● LIST OF TASKS:
1) In the coding tips on depression documentation, what range of PHQ-9 scores typically supports the moderate severity classification?
2) Extend the coding tips on documenting a single moderate episode of major depressive disorder, picking up after its last sentence.

Documentation & Coding Tips

Distinguish between single and recurrent episodes by reviewing longitudinal history of depressive symptoms and previous treatment response.

Example: Patient presents with first lifetime occurrence of pervasive low mood and anhedonia lasting 6 weeks. No prior history of similar episodes or antidepressant use. MDD, single episode, moderate. Billing Focus: Single episode status. Risk Adjustment: Captures initial incident severity for HCC profiling.

Billing Focus: Single episode status

Document specific PHQ-9 scores to support the moderate severity classification, typically ranging from 10 to 14.

Example: Current PHQ-9 score is 13, consistent with moderate depressive symptoms including sleep disturbance and poor concentration. MDD, single episode, moderate. Billing Focus: Clinical severity level. Risk Adjustment: Justifies higher resource utilization for moderate versus mild disease.

Billing Focus: Clinical severity level

Explicitly state the absence of psychotic features such as hallucinations or delusions to differentiate from severe episodes.

Example: Patient reports significant fatigue and worthlessness but denies any auditory or visual hallucinations; no evidence of delusional thinking. MDD, single episode, moderate. Billing Focus: Exclusion of psychosis (F32.3). Risk Adjustment: Ensures accurate severity tiering for risk-based contracts.

● LISTED RECORDS:

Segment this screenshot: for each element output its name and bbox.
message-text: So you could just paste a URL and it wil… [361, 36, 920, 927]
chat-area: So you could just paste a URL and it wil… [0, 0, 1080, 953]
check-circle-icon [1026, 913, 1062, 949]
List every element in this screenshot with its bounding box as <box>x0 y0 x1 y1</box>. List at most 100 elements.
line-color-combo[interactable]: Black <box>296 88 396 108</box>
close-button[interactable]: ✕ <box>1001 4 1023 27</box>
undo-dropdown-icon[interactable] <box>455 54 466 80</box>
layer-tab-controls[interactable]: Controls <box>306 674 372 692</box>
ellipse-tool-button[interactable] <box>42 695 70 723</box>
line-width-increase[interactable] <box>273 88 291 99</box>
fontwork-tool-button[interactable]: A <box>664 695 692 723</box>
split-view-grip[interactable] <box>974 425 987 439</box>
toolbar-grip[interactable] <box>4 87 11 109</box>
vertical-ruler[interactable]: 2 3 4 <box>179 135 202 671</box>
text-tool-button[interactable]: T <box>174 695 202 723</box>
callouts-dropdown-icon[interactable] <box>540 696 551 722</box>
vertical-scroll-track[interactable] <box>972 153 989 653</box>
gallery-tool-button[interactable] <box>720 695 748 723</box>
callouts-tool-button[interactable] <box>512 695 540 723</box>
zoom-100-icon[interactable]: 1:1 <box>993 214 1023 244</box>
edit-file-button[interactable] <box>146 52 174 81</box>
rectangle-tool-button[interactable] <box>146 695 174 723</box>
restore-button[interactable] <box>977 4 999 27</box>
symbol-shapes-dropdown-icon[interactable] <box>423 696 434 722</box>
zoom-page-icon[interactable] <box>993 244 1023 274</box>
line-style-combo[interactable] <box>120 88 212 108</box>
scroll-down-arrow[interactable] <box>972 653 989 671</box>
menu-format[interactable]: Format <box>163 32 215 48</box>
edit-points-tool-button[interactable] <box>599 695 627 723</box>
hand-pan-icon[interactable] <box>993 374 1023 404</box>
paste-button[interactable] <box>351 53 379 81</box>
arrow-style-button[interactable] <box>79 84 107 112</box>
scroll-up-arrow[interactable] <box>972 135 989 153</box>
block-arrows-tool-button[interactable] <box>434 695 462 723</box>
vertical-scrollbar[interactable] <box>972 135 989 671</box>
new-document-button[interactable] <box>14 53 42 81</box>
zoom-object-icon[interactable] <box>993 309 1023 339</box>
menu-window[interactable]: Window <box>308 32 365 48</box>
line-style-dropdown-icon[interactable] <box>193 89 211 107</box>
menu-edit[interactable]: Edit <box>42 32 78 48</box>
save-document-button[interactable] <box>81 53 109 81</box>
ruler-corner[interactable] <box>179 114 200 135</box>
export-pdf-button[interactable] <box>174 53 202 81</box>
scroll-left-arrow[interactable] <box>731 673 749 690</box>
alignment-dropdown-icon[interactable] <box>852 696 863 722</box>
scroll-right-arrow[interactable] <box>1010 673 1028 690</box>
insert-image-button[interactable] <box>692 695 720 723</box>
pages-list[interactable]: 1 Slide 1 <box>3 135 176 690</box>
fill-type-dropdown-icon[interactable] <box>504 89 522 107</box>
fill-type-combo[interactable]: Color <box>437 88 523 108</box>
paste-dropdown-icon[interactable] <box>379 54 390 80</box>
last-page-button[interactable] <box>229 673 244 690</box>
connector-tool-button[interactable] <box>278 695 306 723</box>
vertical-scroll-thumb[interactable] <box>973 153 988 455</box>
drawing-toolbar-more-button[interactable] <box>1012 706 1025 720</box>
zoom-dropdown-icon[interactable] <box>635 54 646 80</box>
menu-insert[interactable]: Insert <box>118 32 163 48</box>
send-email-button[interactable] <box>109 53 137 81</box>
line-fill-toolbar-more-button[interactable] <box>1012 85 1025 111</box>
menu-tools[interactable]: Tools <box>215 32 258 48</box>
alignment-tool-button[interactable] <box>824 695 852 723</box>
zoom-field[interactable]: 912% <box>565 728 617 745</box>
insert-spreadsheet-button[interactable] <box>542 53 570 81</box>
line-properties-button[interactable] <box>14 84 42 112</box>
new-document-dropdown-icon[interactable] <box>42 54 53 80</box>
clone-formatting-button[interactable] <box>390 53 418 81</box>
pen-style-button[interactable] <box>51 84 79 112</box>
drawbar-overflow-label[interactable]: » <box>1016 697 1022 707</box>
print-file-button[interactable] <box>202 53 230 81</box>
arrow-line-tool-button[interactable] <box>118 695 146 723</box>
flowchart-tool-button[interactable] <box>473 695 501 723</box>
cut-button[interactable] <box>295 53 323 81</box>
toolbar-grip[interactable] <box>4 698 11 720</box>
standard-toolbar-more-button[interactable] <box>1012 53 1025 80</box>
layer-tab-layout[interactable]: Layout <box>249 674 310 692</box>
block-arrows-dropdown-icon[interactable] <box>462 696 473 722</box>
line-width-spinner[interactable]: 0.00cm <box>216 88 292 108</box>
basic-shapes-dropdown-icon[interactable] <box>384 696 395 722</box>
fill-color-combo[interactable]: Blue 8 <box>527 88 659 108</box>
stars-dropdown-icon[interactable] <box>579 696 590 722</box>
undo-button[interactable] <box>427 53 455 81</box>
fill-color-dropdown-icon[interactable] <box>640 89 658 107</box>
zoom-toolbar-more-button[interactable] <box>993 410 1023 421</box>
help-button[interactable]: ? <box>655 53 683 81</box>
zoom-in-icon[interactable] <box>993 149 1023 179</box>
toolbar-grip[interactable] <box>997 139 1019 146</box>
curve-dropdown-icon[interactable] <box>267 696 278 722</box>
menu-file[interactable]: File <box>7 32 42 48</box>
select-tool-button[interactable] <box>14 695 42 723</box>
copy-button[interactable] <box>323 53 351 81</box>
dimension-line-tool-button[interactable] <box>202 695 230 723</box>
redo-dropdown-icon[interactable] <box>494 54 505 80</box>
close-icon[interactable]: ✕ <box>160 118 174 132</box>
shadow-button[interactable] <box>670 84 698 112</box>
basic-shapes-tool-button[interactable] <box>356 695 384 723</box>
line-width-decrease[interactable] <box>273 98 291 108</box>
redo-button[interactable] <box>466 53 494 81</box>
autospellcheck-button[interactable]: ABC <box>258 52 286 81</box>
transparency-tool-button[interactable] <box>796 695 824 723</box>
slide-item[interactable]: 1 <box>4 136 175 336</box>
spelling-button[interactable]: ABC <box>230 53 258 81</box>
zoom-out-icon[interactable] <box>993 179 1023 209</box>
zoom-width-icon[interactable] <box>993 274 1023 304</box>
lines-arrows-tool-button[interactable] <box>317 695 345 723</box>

● EXERCISE RESULTS:
1) 10 to 14

2)
Billing Focus: Exclusion of psychosis (F32.3)

Identify the specific functional impairments caused by the depressive episode, such as occupational or social difficulties.

Example: Patient reports difficulty completing work assignments and withdrawal from family activities due to lack of energy. MDD, single episode, moderate. Billing Focus: Manifestation of symptoms. Risk Adjustment: Documents functional decline relevant to Medicare Advantage risk scoring.

Billing Focus: Manifestation of symptoms

Differentiate from adjustment disorders by assessing the duration and intensity of symptoms beyond an identifiable stressor.

Example: Symptoms of moderate depression have persisted for 3 months, exceeding the typical duration and severity of a localized adjustment reaction. MDD, single episode, moderate. Billing Focus: Differential diagnosis clarity. Risk Adjustment: Major depression carries a higher risk weight than adjustment disorder.

Billing Focus: Differential diagnosis clarity

Document the presence or absence of suicidal ideation to further support the clinical decision-making complexity.

Example: Patient denies active suicidal ideation or intent but expresses frequent feelings of hopelessness. MDD, single episode, moderate. Billing Focus: Medical decision making complexity. Risk Adjustment: Supports complexity of management in the Hierarchical Condition Category model.